* STATED PROBLEM
Select and reproduce each line of the listing below that bears the string "kaosheng".

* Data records
==================================================
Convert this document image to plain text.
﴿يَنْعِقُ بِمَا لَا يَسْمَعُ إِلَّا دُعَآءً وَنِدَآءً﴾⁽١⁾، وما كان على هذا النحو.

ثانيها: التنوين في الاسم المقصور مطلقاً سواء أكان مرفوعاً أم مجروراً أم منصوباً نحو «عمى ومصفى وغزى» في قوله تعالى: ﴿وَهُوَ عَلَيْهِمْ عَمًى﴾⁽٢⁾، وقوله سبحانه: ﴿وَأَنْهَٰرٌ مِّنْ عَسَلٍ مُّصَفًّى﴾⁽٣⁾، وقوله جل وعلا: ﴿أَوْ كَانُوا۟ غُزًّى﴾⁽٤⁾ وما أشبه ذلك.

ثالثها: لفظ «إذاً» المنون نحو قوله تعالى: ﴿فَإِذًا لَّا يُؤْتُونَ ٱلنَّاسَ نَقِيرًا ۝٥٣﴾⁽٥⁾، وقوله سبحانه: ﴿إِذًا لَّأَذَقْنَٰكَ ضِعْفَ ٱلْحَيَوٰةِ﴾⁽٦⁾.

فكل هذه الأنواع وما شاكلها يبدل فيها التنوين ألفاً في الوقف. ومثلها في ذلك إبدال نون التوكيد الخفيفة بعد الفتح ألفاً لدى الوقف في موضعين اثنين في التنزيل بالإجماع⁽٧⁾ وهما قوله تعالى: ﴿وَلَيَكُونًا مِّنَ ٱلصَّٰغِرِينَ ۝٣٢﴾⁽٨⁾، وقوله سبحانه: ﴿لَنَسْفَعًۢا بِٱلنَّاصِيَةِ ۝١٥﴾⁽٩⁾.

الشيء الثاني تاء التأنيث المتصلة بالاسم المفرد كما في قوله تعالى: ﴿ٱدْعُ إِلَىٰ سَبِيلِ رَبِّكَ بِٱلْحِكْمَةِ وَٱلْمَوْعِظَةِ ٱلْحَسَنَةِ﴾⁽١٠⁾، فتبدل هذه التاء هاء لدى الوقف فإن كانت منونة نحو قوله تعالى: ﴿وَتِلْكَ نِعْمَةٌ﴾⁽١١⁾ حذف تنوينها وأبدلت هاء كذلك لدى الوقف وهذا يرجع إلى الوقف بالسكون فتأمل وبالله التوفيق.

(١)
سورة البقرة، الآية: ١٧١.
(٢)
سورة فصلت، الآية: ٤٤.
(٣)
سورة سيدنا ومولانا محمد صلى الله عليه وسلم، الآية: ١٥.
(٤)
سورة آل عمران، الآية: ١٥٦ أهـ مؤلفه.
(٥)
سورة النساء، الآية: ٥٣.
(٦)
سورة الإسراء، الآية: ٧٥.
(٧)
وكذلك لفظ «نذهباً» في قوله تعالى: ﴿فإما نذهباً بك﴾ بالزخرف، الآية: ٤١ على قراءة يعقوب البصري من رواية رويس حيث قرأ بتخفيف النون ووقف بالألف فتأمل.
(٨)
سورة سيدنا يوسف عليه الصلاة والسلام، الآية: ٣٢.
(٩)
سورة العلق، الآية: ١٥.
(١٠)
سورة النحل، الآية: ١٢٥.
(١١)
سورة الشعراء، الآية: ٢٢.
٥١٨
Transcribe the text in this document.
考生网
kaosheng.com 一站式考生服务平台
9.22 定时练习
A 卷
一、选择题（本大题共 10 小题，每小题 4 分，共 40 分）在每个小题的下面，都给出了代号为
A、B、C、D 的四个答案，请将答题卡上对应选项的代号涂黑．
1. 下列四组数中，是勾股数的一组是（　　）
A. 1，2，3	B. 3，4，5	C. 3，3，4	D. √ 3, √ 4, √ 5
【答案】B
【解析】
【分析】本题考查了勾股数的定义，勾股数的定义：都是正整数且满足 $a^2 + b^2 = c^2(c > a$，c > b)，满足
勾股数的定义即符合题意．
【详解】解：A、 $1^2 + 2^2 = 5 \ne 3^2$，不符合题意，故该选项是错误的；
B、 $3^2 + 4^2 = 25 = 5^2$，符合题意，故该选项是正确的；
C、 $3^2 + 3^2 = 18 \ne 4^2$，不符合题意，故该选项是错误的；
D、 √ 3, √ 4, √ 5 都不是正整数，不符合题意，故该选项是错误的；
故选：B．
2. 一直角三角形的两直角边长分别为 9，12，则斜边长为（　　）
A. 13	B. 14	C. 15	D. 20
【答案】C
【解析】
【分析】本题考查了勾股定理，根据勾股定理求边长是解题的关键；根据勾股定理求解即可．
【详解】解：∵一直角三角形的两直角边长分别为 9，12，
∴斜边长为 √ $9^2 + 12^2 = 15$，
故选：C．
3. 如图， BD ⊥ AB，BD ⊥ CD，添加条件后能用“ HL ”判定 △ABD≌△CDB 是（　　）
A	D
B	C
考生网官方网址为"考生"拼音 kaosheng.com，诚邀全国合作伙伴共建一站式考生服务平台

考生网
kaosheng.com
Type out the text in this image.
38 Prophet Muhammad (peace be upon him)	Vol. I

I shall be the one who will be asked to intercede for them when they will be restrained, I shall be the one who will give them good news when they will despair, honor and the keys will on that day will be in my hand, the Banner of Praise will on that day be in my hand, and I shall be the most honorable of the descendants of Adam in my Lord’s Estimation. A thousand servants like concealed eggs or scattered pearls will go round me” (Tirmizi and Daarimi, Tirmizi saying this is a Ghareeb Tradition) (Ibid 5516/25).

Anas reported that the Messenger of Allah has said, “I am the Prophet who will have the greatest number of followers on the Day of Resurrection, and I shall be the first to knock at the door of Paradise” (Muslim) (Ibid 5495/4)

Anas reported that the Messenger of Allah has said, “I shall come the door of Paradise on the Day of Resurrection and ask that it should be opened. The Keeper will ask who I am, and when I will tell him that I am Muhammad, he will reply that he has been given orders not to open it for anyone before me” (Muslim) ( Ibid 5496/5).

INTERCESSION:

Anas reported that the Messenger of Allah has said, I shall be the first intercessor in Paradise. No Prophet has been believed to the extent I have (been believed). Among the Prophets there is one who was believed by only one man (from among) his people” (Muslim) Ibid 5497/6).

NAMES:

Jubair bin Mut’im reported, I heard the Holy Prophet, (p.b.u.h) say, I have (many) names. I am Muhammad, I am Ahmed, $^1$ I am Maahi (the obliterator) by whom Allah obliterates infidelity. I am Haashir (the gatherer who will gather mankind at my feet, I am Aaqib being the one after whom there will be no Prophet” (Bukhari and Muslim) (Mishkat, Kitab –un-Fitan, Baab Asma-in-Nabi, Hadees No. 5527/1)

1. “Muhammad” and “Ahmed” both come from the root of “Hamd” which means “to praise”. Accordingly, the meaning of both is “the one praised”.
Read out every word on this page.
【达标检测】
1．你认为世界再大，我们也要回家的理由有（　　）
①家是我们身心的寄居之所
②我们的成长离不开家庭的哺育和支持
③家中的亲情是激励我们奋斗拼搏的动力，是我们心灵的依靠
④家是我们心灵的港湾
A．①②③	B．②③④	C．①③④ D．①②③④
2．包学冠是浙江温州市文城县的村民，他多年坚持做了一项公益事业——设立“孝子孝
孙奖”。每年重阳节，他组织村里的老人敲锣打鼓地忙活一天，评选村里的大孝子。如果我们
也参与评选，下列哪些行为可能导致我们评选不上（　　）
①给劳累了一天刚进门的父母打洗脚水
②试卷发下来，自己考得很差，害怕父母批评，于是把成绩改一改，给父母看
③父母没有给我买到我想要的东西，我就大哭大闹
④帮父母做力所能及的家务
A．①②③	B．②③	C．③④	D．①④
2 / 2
==================================================
* SOLUTION TO THE EXERCISE
kaosheng.com 一站式考生服务平台
考生网官方网址为"考生"拼音 kaosheng.com，诚邀全国合作伙伴共建一站式考生服务平台
kaosheng.com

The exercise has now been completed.